Supplied records
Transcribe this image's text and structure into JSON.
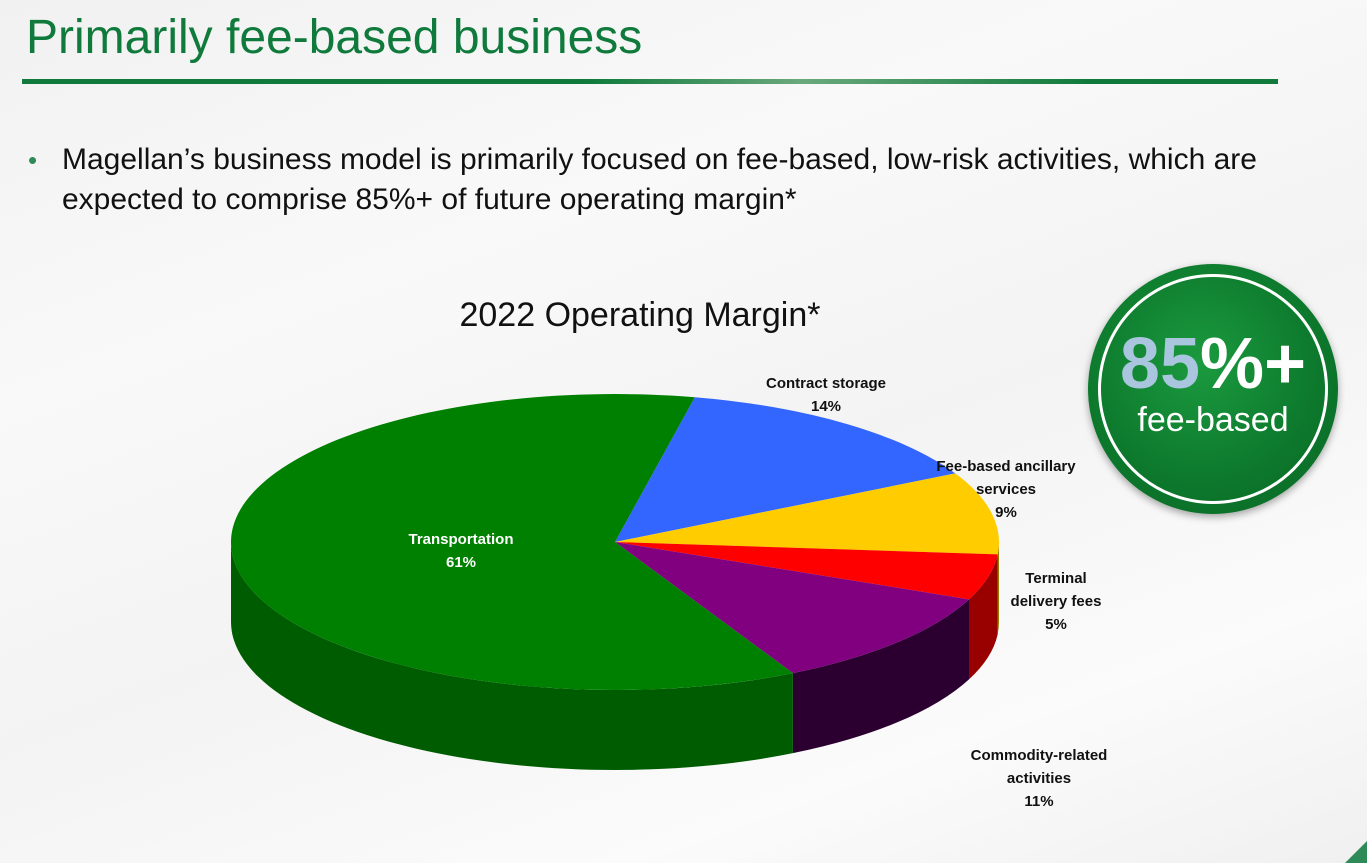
{
  "slide": {
    "title": "Primarily fee-based business",
    "bullet": "Magellan’s business model is primarily focused on fee-based, low-risk activities, which are expected to comprise 85%+ of future operating margin*"
  },
  "badge": {
    "number": "85",
    "suffix": "%+",
    "caption": "fee-based",
    "color": "#0d7a2d"
  },
  "chart_data": {
    "type": "pie",
    "title": "2022 Operating Margin*",
    "slices": [
      {
        "name_lines": [
          "Contract storage"
        ],
        "value": 14,
        "value_label": "14%",
        "color": "#3366ff",
        "side": "#1f3d99"
      },
      {
        "name_lines": [
          "Fee-based ancillary",
          "services"
        ],
        "value": 9,
        "value_label": "9%",
        "color": "#ffcc00",
        "side": "#997a00"
      },
      {
        "name_lines": [
          "Terminal",
          "delivery fees"
        ],
        "value": 5,
        "value_label": "5%",
        "color": "#ff0000",
        "side": "#990000"
      },
      {
        "name_lines": [
          "Commodity-related",
          "activities"
        ],
        "value": 11,
        "value_label": "11%",
        "color": "#800080",
        "side": "#2b0030"
      },
      {
        "name_lines": [
          "Transportation"
        ],
        "value": 61,
        "value_label": "61%",
        "color": "#008000",
        "side": "#005c00"
      }
    ],
    "label_color_inside": "#ffffff",
    "label_color_outside": "#111111"
  }
}
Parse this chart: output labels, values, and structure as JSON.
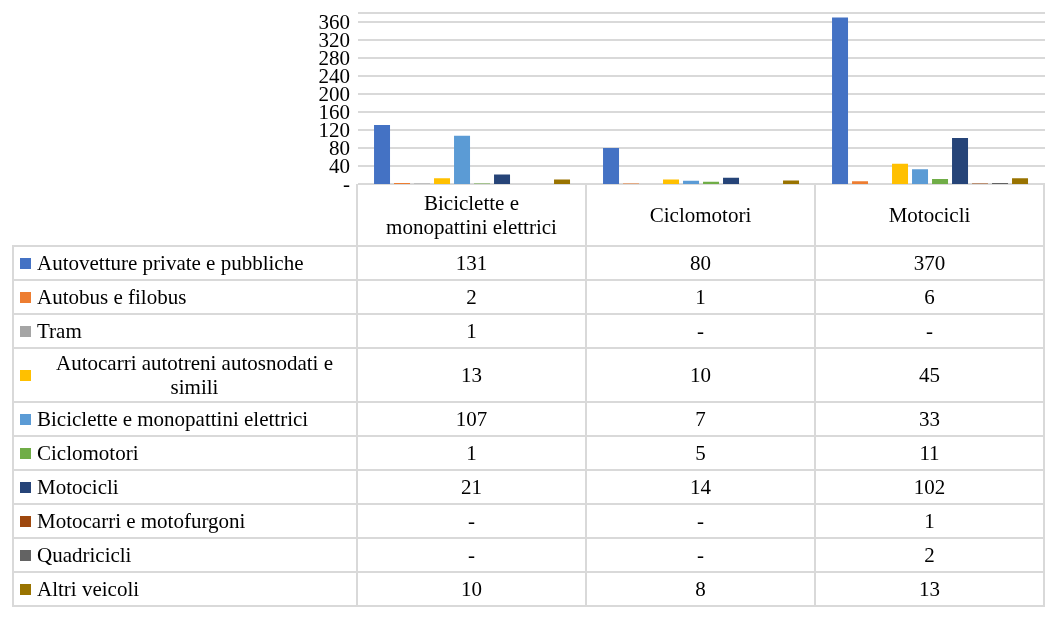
{
  "chart_data": {
    "type": "bar",
    "categories": [
      "Biciclette e monopattini elettrici",
      "Ciclomotori",
      "Motocicli"
    ],
    "series": [
      {
        "name": "Autovetture private e pubbliche",
        "color": "#4472c4",
        "values": [
          131,
          80,
          370
        ],
        "value_labels": [
          "131",
          "80",
          "370"
        ]
      },
      {
        "name": "Autobus e filobus",
        "color": "#ed7d31",
        "values": [
          2,
          1,
          6
        ],
        "value_labels": [
          "2",
          "1",
          "6"
        ]
      },
      {
        "name": "Tram",
        "color": "#a5a5a5",
        "values": [
          1,
          0,
          0
        ],
        "value_labels": [
          "1",
          "-",
          "-"
        ]
      },
      {
        "name": "Autocarri autotreni autosnodati e simili",
        "color": "#ffc000",
        "values": [
          13,
          10,
          45
        ],
        "value_labels": [
          "13",
          "10",
          "45"
        ]
      },
      {
        "name": "Biciclette e monopattini elettrici",
        "color": "#5b9bd5",
        "values": [
          107,
          7,
          33
        ],
        "value_labels": [
          "107",
          "7",
          "33"
        ]
      },
      {
        "name": "Ciclomotori",
        "color": "#70ad47",
        "values": [
          1,
          5,
          11
        ],
        "value_labels": [
          "1",
          "5",
          "11"
        ]
      },
      {
        "name": "Motocicli",
        "color": "#264478",
        "values": [
          21,
          14,
          102
        ],
        "value_labels": [
          "21",
          "14",
          "102"
        ]
      },
      {
        "name": "Motocarri e motofurgoni",
        "color": "#9e480e",
        "values": [
          0,
          0,
          1
        ],
        "value_labels": [
          "-",
          "-",
          "1"
        ]
      },
      {
        "name": "Quadricicli",
        "color": "#636363",
        "values": [
          0,
          0,
          2
        ],
        "value_labels": [
          "-",
          "-",
          "2"
        ]
      },
      {
        "name": "Altri veicoli",
        "color": "#997300",
        "values": [
          10,
          8,
          13
        ],
        "value_labels": [
          "10",
          "8",
          "13"
        ]
      }
    ],
    "ylim": [
      0,
      380
    ],
    "yticks": [
      {
        "value": 0,
        "label": "-"
      },
      40,
      80,
      120,
      160,
      200,
      240,
      280,
      320,
      360
    ],
    "grid": "y",
    "legend": "bottom"
  }
}
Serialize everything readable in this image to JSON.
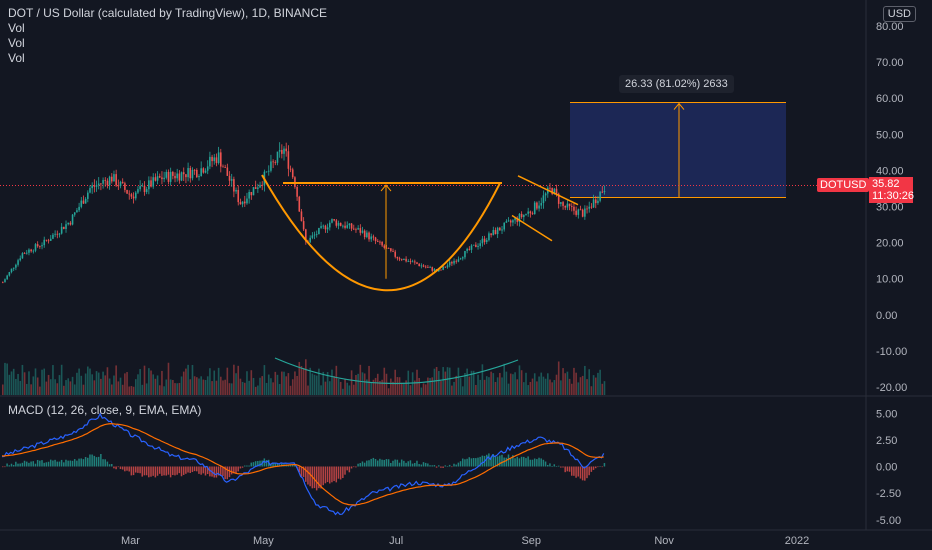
{
  "header": {
    "title": "DOT / US Dollar (calculated by TradingView), 1D, BINANCE",
    "indicators": [
      "Vol",
      "Vol",
      "Vol"
    ],
    "currency": "USD"
  },
  "macd": {
    "label": "MACD (12, 26, close, 9, EMA, EMA)"
  },
  "measure": {
    "label": "26.33 (81.02%) 2633"
  },
  "last_price": {
    "symbol": "DOTUSD",
    "price": "35.82",
    "countdown": "11:30:26"
  },
  "colors": {
    "background": "#131722",
    "up": "#26a69a",
    "down": "#ef5350",
    "drawing": "#ff9800",
    "target_box": "#1e2a5e",
    "macd_line": "#2962ff",
    "signal_line": "#ff6d00",
    "volume_curve": "#26a69a"
  },
  "chart_data": {
    "type": "candlestick",
    "title": "DOT / US Dollar (calculated by TradingView), 1D, BINANCE",
    "y_axis": {
      "ticks": [
        "80.00",
        "70.00",
        "60.00",
        "50.00",
        "40.00",
        "30.00",
        "20.00",
        "10.00",
        "0.00",
        "-10.00",
        "-20.00"
      ],
      "range": [
        -22,
        84
      ]
    },
    "x_axis": {
      "ticks": [
        "Mar",
        "May",
        "Jul",
        "Sep",
        "Nov",
        "2022"
      ]
    },
    "price_path_approx": [
      {
        "date": "2021-01-01",
        "price": 9
      },
      {
        "date": "2021-01-10",
        "price": 17
      },
      {
        "date": "2021-01-20",
        "price": 20
      },
      {
        "date": "2021-02-01",
        "price": 26
      },
      {
        "date": "2021-02-10",
        "price": 35
      },
      {
        "date": "2021-02-20",
        "price": 38
      },
      {
        "date": "2021-03-01",
        "price": 33
      },
      {
        "date": "2021-03-15",
        "price": 38
      },
      {
        "date": "2021-04-01",
        "price": 40
      },
      {
        "date": "2021-04-10",
        "price": 44
      },
      {
        "date": "2021-04-20",
        "price": 31
      },
      {
        "date": "2021-05-01",
        "price": 38
      },
      {
        "date": "2021-05-10",
        "price": 46
      },
      {
        "date": "2021-05-15",
        "price": 37
      },
      {
        "date": "2021-05-20",
        "price": 20
      },
      {
        "date": "2021-06-01",
        "price": 26
      },
      {
        "date": "2021-06-15",
        "price": 23
      },
      {
        "date": "2021-07-01",
        "price": 16
      },
      {
        "date": "2021-07-20",
        "price": 12
      },
      {
        "date": "2021-08-01",
        "price": 17
      },
      {
        "date": "2021-08-15",
        "price": 23
      },
      {
        "date": "2021-09-01",
        "price": 29
      },
      {
        "date": "2021-09-10",
        "price": 35
      },
      {
        "date": "2021-09-15",
        "price": 30
      },
      {
        "date": "2021-09-25",
        "price": 28
      },
      {
        "date": "2021-10-05",
        "price": 36
      }
    ],
    "annotations": {
      "neckline": 36.5,
      "cup_bottom": 10,
      "target_box": {
        "from": 32.5,
        "to": 58.8
      },
      "measure_text": "26.33 (81.02%) 2633"
    },
    "macd": {
      "y_axis": {
        "ticks": [
          "5.00",
          "2.50",
          "0.00",
          "-2.50",
          "-5.00"
        ],
        "range": [
          -5.5,
          5.5
        ]
      },
      "macd_path_approx": [
        {
          "date": "2021-01-01",
          "value": 1
        },
        {
          "date": "2021-02-01",
          "value": 3
        },
        {
          "date": "2021-02-15",
          "value": 4.8
        },
        {
          "date": "2021-03-01",
          "value": 3
        },
        {
          "date": "2021-03-20",
          "value": 1
        },
        {
          "date": "2021-04-01",
          "value": 0.5
        },
        {
          "date": "2021-04-15",
          "value": -1.5
        },
        {
          "date": "2021-05-01",
          "value": 0.3
        },
        {
          "date": "2021-05-15",
          "value": 0.5
        },
        {
          "date": "2021-05-25",
          "value": -3.5
        },
        {
          "date": "2021-06-05",
          "value": -4.5
        },
        {
          "date": "2021-06-20",
          "value": -2.5
        },
        {
          "date": "2021-07-10",
          "value": -1.5
        },
        {
          "date": "2021-07-25",
          "value": -1.8
        },
        {
          "date": "2021-08-10",
          "value": 0.5
        },
        {
          "date": "2021-08-25",
          "value": 2
        },
        {
          "date": "2021-09-05",
          "value": 2.7
        },
        {
          "date": "2021-09-15",
          "value": 2
        },
        {
          "date": "2021-09-25",
          "value": 0
        },
        {
          "date": "2021-10-05",
          "value": 1.2
        }
      ]
    }
  }
}
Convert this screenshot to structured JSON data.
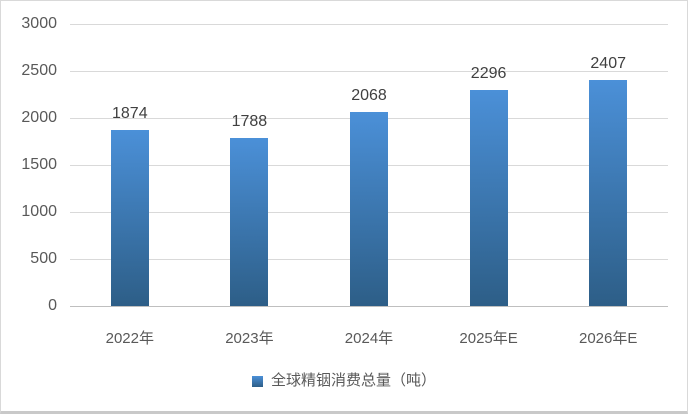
{
  "chart_data": {
    "type": "bar",
    "categories": [
      "2022年",
      "2023年",
      "2024年",
      "2025年E",
      "2026年E"
    ],
    "values": [
      1874,
      1788,
      2068,
      2296,
      2407
    ],
    "series_name": "全球精铟消费总量（吨）",
    "title": "",
    "xlabel": "",
    "ylabel": "",
    "ylim": [
      0,
      3000
    ],
    "yticks": [
      0,
      500,
      1000,
      1500,
      2000,
      2500,
      3000
    ],
    "grid": true,
    "data_labels": true,
    "legend_position": "bottom"
  },
  "legend": {
    "label": "全球精铟消费总量（吨）"
  },
  "colors": {
    "bar_top": "#4b90d8",
    "bar_bottom": "#2d5e87",
    "gridline": "#d9d9d9",
    "axis_line": "#bfbfbf",
    "tick_text": "#595959",
    "data_label_text": "#404040",
    "border": "#d9d9d9",
    "background": "#ffffff"
  }
}
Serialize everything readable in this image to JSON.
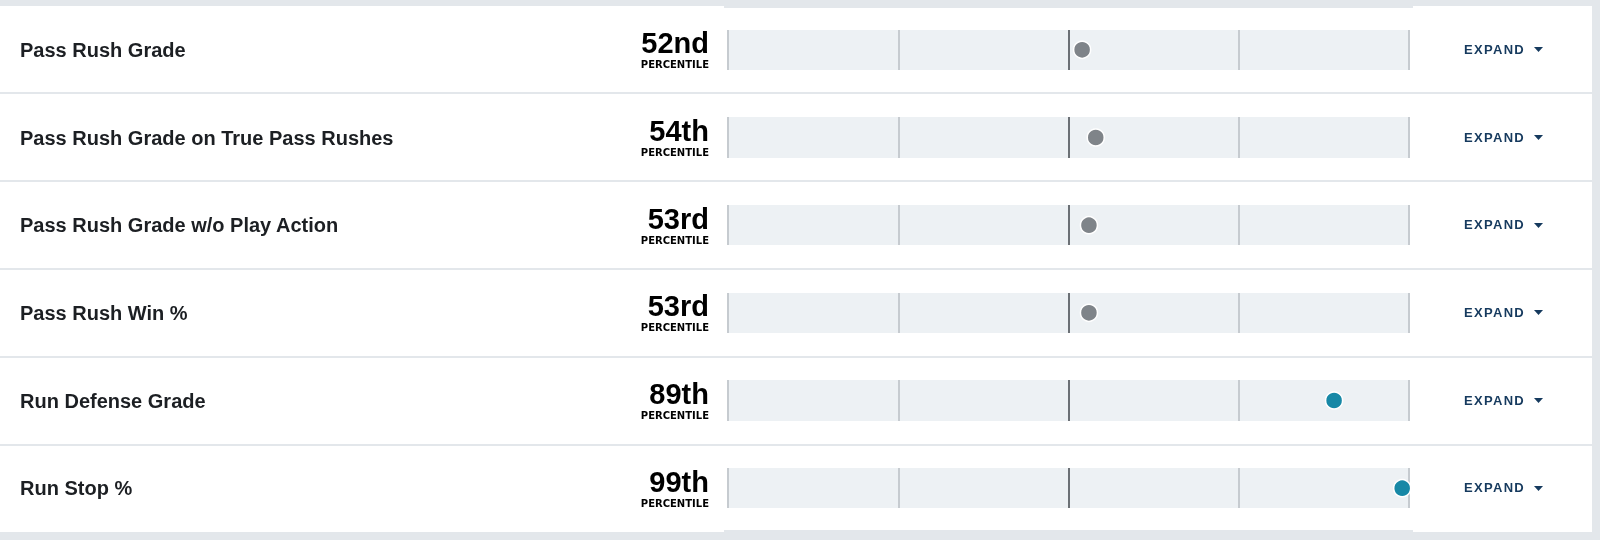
{
  "chart_data": {
    "type": "scatter",
    "orientation": "horizontal",
    "categories": [
      "Pass Rush Grade",
      "Pass Rush Grade on True Pass Rushes",
      "Pass Rush Grade w/o Play Action",
      "Pass Rush Win %",
      "Run Defense Grade",
      "Run Stop %"
    ],
    "values": [
      52,
      54,
      53,
      53,
      89,
      99
    ],
    "colors": [
      "#7f8489",
      "#7f8489",
      "#7f8489",
      "#7f8489",
      "#1788a6",
      "#1788a6"
    ],
    "value_labels": [
      "52nd\nPERCENTILE",
      "54th\nPERCENTILE",
      "53rd\nPERCENTILE",
      "53rd\nPERCENTILE",
      "89th\nPERCENTILE",
      "99th\nPERCENTILE"
    ],
    "xlim": [
      0,
      100
    ],
    "tick_labels": "y",
    "marker": "circle",
    "bands": [
      {
        "axis": "x",
        "from": 0,
        "to": 100,
        "color": "#edf1f4"
      }
    ],
    "ref_lines": [
      {
        "axis": "x",
        "value": 0,
        "color": "#c6cbd0"
      },
      {
        "axis": "x",
        "value": 25,
        "color": "#c6cbd0"
      },
      {
        "axis": "x",
        "value": 50,
        "color": "#6b7075"
      },
      {
        "axis": "x",
        "value": 75,
        "color": "#c6cbd0"
      },
      {
        "axis": "x",
        "value": 100,
        "color": "#c6cbd0"
      }
    ],
    "annotations": [
      "EXPAND",
      "EXPAND",
      "EXPAND",
      "EXPAND",
      "EXPAND",
      "EXPAND"
    ]
  }
}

Prompt
Using the records above, copy every line that has the word "JSON" in it.

Reply to the exercise
Transcribe this image's text and structure into JSON.
Parse this chart: output labels, values, and structure as JSON.
Serialize everything readable in this image to JSON.
Convert this screenshot to structured JSON data.
Serialize everything readable in this image to JSON.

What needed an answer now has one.